Data records

────────────────────

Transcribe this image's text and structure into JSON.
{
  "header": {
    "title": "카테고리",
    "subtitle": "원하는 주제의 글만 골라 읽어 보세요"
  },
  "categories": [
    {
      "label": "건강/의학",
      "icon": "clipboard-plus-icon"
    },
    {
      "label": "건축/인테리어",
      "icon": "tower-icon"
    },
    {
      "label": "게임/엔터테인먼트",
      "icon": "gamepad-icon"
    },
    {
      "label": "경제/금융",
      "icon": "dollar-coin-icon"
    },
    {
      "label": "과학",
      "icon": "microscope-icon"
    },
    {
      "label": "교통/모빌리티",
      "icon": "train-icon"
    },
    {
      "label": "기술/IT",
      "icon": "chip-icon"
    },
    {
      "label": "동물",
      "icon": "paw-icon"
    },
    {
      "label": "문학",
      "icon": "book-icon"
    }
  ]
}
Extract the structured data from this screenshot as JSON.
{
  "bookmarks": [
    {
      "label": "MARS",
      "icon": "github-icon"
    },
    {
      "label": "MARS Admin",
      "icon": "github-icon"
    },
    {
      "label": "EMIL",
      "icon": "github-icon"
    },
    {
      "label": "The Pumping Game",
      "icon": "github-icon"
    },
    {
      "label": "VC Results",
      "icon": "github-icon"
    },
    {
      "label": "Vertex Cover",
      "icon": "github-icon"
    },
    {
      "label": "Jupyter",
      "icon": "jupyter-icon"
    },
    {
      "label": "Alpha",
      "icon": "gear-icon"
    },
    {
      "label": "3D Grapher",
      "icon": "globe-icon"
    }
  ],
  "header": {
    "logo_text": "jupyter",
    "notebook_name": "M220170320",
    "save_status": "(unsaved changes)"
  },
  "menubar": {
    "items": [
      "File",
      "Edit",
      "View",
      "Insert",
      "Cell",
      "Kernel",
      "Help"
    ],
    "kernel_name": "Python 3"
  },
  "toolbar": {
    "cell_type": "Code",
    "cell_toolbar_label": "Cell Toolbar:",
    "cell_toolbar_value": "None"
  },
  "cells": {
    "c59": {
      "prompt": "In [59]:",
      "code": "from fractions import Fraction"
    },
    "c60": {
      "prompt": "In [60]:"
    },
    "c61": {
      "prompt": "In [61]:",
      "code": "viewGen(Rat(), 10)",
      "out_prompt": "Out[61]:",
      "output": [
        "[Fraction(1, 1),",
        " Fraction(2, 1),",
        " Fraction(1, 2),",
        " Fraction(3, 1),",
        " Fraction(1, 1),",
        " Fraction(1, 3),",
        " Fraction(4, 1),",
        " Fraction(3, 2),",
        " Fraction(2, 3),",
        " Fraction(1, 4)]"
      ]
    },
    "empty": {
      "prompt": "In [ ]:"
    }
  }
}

────────────────────

» Direction
Faithfully transcribe the whole of the data.

» Task answer
Transcribe this image's text and structure into JSON.
{
  "header": {
    "title": "카테고리",
    "subtitle": "원하는 주제의 글만 골라 읽어 보세요"
  },
  "categories": [
    {
      "label": "건강/의학",
      "icon": "clipboard-plus-icon"
    },
    {
      "label": "건축/인테리어",
      "icon": "tower-icon"
    },
    {
      "label": "게임/엔터테인먼트",
      "icon": "gamepad-icon"
    },
    {
      "label": "경제/금융",
      "icon": "dollar-coin-icon"
    },
    {
      "label": "과학",
      "icon": "microscope-icon"
    },
    {
      "label": "교통/모빌리티",
      "icon": "train-icon"
    },
    {
      "label": "기술/IT",
      "icon": "chip-icon"
    },
    {
      "label": "동물",
      "icon": "paw-icon"
    },
    {
      "label": "문학",
      "icon": "book-icon"
    }
  ]
}
Extract the structured data from this screenshot as JSON.
{
  "bookmarks": [
    {
      "label": "MARS",
      "icon": "github-icon"
    },
    {
      "label": "MARS Admin",
      "icon": "github-icon"
    },
    {
      "label": "EMIL",
      "icon": "github-icon"
    },
    {
      "label": "The Pumping Game",
      "icon": "github-icon"
    },
    {
      "label": "VC Results",
      "icon": "github-icon"
    },
    {
      "label": "Vertex Cover",
      "icon": "github-icon"
    },
    {
      "label": "Jupyter",
      "icon": "jupyter-icon"
    },
    {
      "label": "Alpha",
      "icon": "gear-icon"
    },
    {
      "label": "3D Grapher",
      "icon": "globe-icon"
    }
  ],
  "header": {
    "logo_text": "jupyter",
    "notebook_name": "M220170320",
    "save_status": "(unsaved changes)"
  },
  "menubar": {
    "items": [
      "File",
      "Edit",
      "View",
      "Insert",
      "Cell",
      "Kernel",
      "Help"
    ],
    "kernel_name": "Python 3"
  },
  "toolbar": {
    "cell_type": "Code",
    "cell_toolbar_label": "Cell Toolbar:",
    "cell_toolbar_value": "None"
  },
  "cells": {
    "c59": {
      "prompt": "In [59]:",
      "code": "from fractions import Fraction"
    },
    "c60": {
      "prompt": "In [60]:"
    },
    "c61": {
      "prompt": "In [61]:",
      "code": "viewGen(Rat(), 10)",
      "out_prompt": "Out[61]:",
      "output": [
        "[Fraction(1, 1),",
        " Fraction(2, 1),",
        " Fraction(1, 2),",
        " Fraction(3, 1),",
        " Fraction(1, 1),",
        " Fraction(1, 3),",
        " Fraction(4, 1),",
        " Fraction(3, 2),",
        " Fraction(2, 3),",
        " Fraction(1, 4)]"
      ]
    },
    "empty": {
      "prompt": "In [ ]:"
    }
  }
}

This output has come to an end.